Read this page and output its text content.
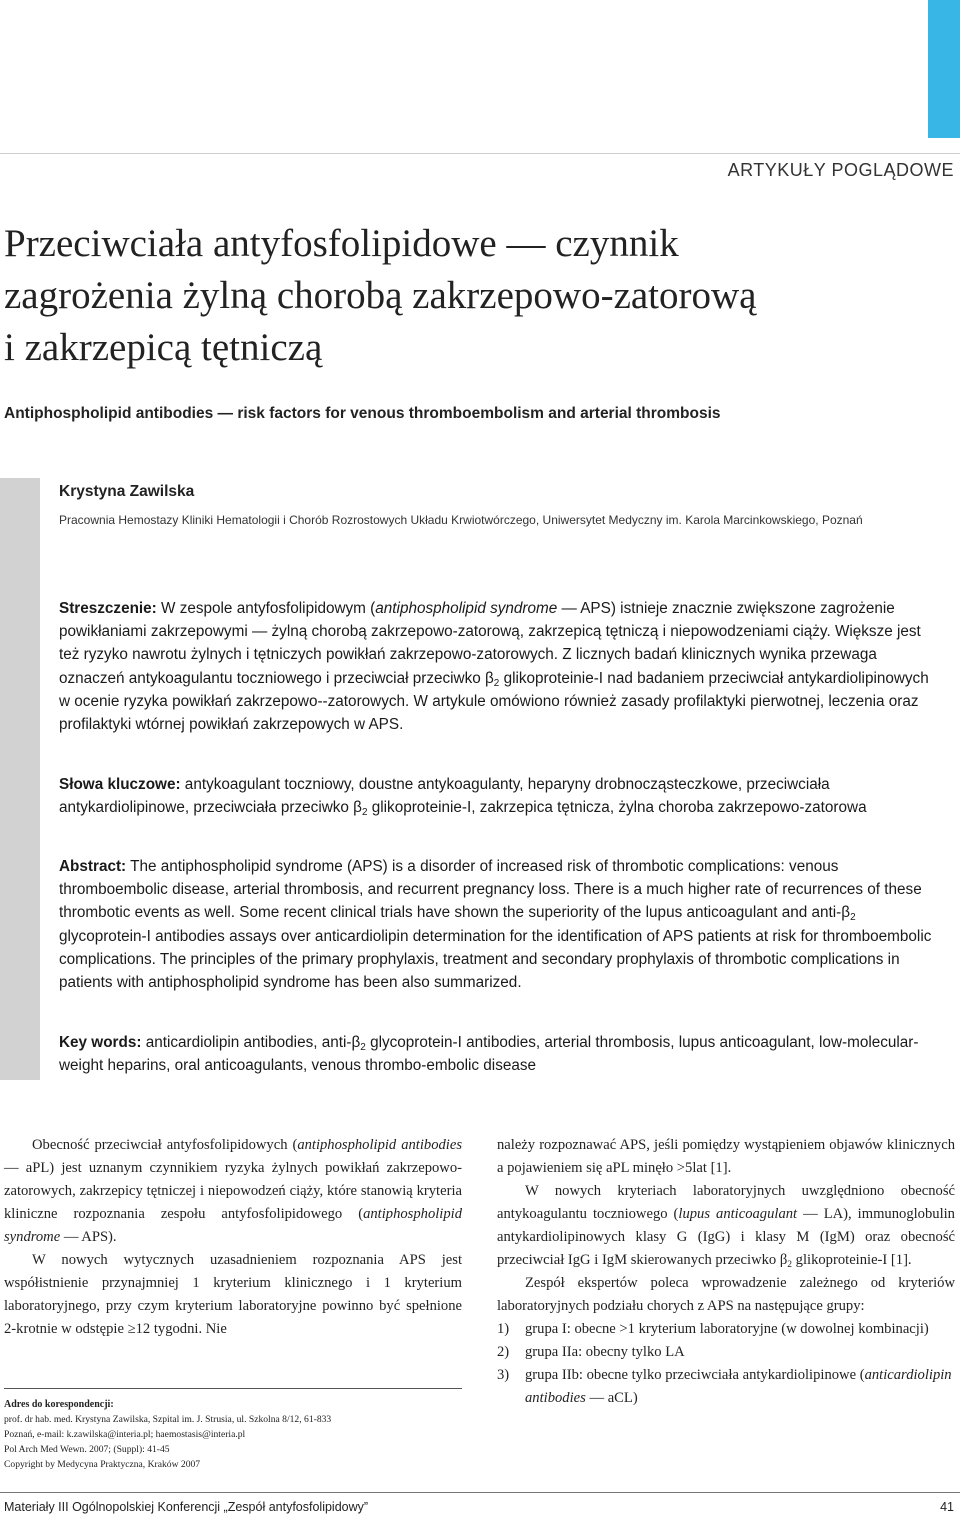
ARTYKUŁY POGLĄDOWE
Przeciwciała antyfosfolipidowe — czynnik
zagrożenia żylną chorobą zakrzepowo-zatorową
i zakrzepicą tętniczą
Antiphospholipid antibodies — risk factors for venous thromboembolism and arterial thrombosis
Krystyna Zawilska
Pracownia Hemostazy Kliniki Hematologii i Chorób Rozrostowych Układu Krwiotwórczego, Uniwersytet Medyczny im. Karola Marcinkowskiego, Poznań
Streszczenie: W zespole antyfosfolipidowym (antiphospholipid syndrome — APS) istnieje znacznie zwiększone zagrożenie powikłaniami zakrzepowymi — żylną chorobą zakrzepowo-zatorową, zakrzepicą tętniczą i niepowodzeniami ciąży. Większe jest też ryzyko nawrotu żylnych i tętniczych powikłań zakrzepowo-zatorowych. Z licznych badań klinicznych wynika przewaga oznaczeń antykoagulantu toczniowego i przeciwciał przeciwko $\beta_2$ glikoproteinie-I nad badaniem przeciwciał antykardiolipinowych w ocenie ryzyka powikłań zakrzepowo--zatorowych. W artykule omówiono również zasady profilaktyki pierwotnej, leczenia oraz profilaktyki wtórnej powikłań zakrzepowych w APS.
Słowa kluczowe: antykoagulant toczniowy, doustne antykoagulanty, heparyny drobnocząsteczkowe, przeciwciała antykardiolipinowe, przeciwciała przeciwko $\beta_2$ glikoproteinie-I, zakrzepica tętnicza, żylna choroba zakrzepowo-zatorowa
Abstract: The antiphospholipid syndrome (APS) is a disorder of increased risk of thrombotic complications: venous thromboembolic disease, arterial thrombosis, and recurrent pregnancy loss. There is a much higher rate of recurrences of these thrombotic events as well. Some recent clinical trials have shown the superiority of the lupus anticoagulant and anti-$\beta_2$ glycoprotein-I antibodies assays over anticardiolipin determination for the identification of APS patients at risk for thromboembolic complications. The principles of the primary prophylaxis, treatment and secondary prophylaxis of thrombotic complications in patients with antiphospholipid syndrome has been also summarized.
Key words: anticardiolipin antibodies, anti-$\beta_2$ glycoprotein-I antibodies, arterial thrombosis, lupus anticoagulant, low-molecular-weight heparins, oral anticoagulants, venous thrombo-embolic disease

Obecność przeciwciał antyfosfolipidowych (antiphospholipid antibodies — aPL) jest uznanym czynnikiem ryzyka żylnych powikłań zakrzepowo-zatorowych, zakrzepicy tętniczej i niepowodzeń ciąży, które stanowią kryteria kliniczne rozpoznania zespołu antyfosfolipidowego (antiphospholipid syndrome — APS).

W nowych wytycznych uzasadnieniem rozpoznania APS jest współistnienie przynajmniej 1 kryterium klinicznego i 1 kryterium laboratoryjnego, przy czym kryterium laboratoryjne powinno być spełnione 2-krotnie w odstępie ≥12 tygodni. Nie

Adres do korespondencji:
prof. dr hab. med. Krystyna Zawilska, Szpital im. J. Strusia, ul. Szkolna 8/12, 61-833
Poznań, e-mail: k.zawilska@interia.pl; haemostasis@interia.pl
Pol Arch Med Wewn. 2007; (Suppl): 41-45
Copyright by Medycyna Praktyczna, Kraków 2007

należy rozpoznawać APS, jeśli pomiędzy wystąpieniem objawów klinicznych a pojawieniem się aPL minęło >5lat [1].

W nowych kryteriach laboratoryjnych uwzględniono obecność antykoagulantu toczniowego (lupus anticoagulant — LA), immunoglobulin antykardiolipinowych klasy G (IgG) i klasy M (IgM) oraz obecność przeciwciał IgG i IgM skierowanych przeciwko $\beta_2$ glikoproteinie-I [1].

Zespół ekspertów poleca wprowadzenie zależnego od kryteriów laboratoryjnych podziału chorych z APS na następujące grupy:

1)	grupa I: obecne >1 kryterium laboratoryjne (w dowolnej kombinacji)
2)	grupa IIa: obecny tylko LA
3)	grupa IIb: obecne tylko przeciwciała antykardiolipinowe (anticardiolipin antibodies — aCL)
Materiały III Ogólnopolskiej Konferencji „Zespół antyfosfolipidowy”	41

§ TASK GOAL: Output the data exactly, pictures omitted.

§ ANSWER SPACE:
Read this page and output its text content.
ARTYKUŁY POGLĄDOWE
Przeciwciała antyfosfolipidowe — czynnik
zagrożenia żylną chorobą zakrzepowo-zatorową
i zakrzepicą tętniczą
Antiphospholipid antibodies — risk factors for venous thromboembolism and arterial thrombosis
Krystyna Zawilska
Pracownia Hemostazy Kliniki Hematologii i Chorób Rozrostowych Układu Krwiotwórczego, Uniwersytet Medyczny im. Karola Marcinkowskiego, Poznań
Streszczenie: W zespole antyfosfolipidowym (antiphospholipid syndrome — APS) istnieje znacznie zwiększone zagrożenie powikłaniami zakrzepowymi — żylną chorobą zakrzepowo-zatorową, zakrzepicą tętniczą i niepowodzeniami ciąży. Większe jest też ryzyko nawrotu żylnych i tętniczych powikłań zakrzepowo-zatorowych. Z licznych badań klinicznych wynika przewaga oznaczeń antykoagulantu toczniowego i przeciwciał przeciwko $\beta_2$ glikoproteinie-I nad badaniem przeciwciał antykardiolipinowych w ocenie ryzyka powikłań zakrzepowo--zatorowych. W artykule omówiono również zasady profilaktyki pierwotnej, leczenia oraz profilaktyki wtórnej powikłań zakrzepowych w APS.
Słowa kluczowe: antykoagulant toczniowy, doustne antykoagulanty, heparyny drobnocząsteczkowe, przeciwciała antykardiolipinowe, przeciwciała przeciwko $\beta_2$ glikoproteinie-I, zakrzepica tętnicza, żylna choroba zakrzepowo-zatorowa
Abstract: The antiphospholipid syndrome (APS) is a disorder of increased risk of thrombotic complications: venous thromboembolic disease, arterial thrombosis, and recurrent pregnancy loss. There is a much higher rate of recurrences of these thrombotic events as well. Some recent clinical trials have shown the superiority of the lupus anticoagulant and anti-$\beta_2$ glycoprotein-I antibodies assays over anticardiolipin determination for the identification of APS patients at risk for thromboembolic complications. The principles of the primary prophylaxis, treatment and secondary prophylaxis of thrombotic complications in patients with antiphospholipid syndrome has been also summarized.
Key words: anticardiolipin antibodies, anti-$\beta_2$ glycoprotein-I antibodies, arterial thrombosis, lupus anticoagulant, low-molecular-weight heparins, oral anticoagulants, venous thrombo-embolic disease

Obecność przeciwciał antyfosfolipidowych (antiphospholipid antibodies — aPL) jest uznanym czynnikiem ryzyka żylnych powikłań zakrzepowo-zatorowych, zakrzepicy tętniczej i niepowodzeń ciąży, które stanowią kryteria kliniczne rozpoznania zespołu antyfosfolipidowego (antiphospholipid syndrome — APS).

W nowych wytycznych uzasadnieniem rozpoznania APS jest współistnienie przynajmniej 1 kryterium klinicznego i 1 kryterium laboratoryjnego, przy czym kryterium laboratoryjne powinno być spełnione 2-krotnie w odstępie ≥12 tygodni. Nie

Adres do korespondencji:
prof. dr hab. med. Krystyna Zawilska, Szpital im. J. Strusia, ul. Szkolna 8/12, 61-833
Poznań, e-mail: k.zawilska@interia.pl; haemostasis@interia.pl
Pol Arch Med Wewn. 2007; (Suppl): 41-45
Copyright by Medycyna Praktyczna, Kraków 2007

należy rozpoznawać APS, jeśli pomiędzy wystąpieniem objawów klinicznych a pojawieniem się aPL minęło >5lat [1].

W nowych kryteriach laboratoryjnych uwzględniono obecność antykoagulantu toczniowego (lupus anticoagulant — LA), immunoglobulin antykardiolipinowych klasy G (IgG) i klasy M (IgM) oraz obecność przeciwciał IgG i IgM skierowanych przeciwko $\beta_2$ glikoproteinie-I [1].

Zespół ekspertów poleca wprowadzenie zależnego od kryteriów laboratoryjnych podziału chorych z APS na następujące grupy:

1)	grupa I: obecne >1 kryterium laboratoryjne (w dowolnej kombinacji)
2)	grupa IIa: obecny tylko LA
3)	grupa IIb: obecne tylko przeciwciała antykardiolipinowe (anticardiolipin antibodies — aCL)
Materiały III Ogólnopolskiej Konferencji „Zespół antyfosfolipidowy”	41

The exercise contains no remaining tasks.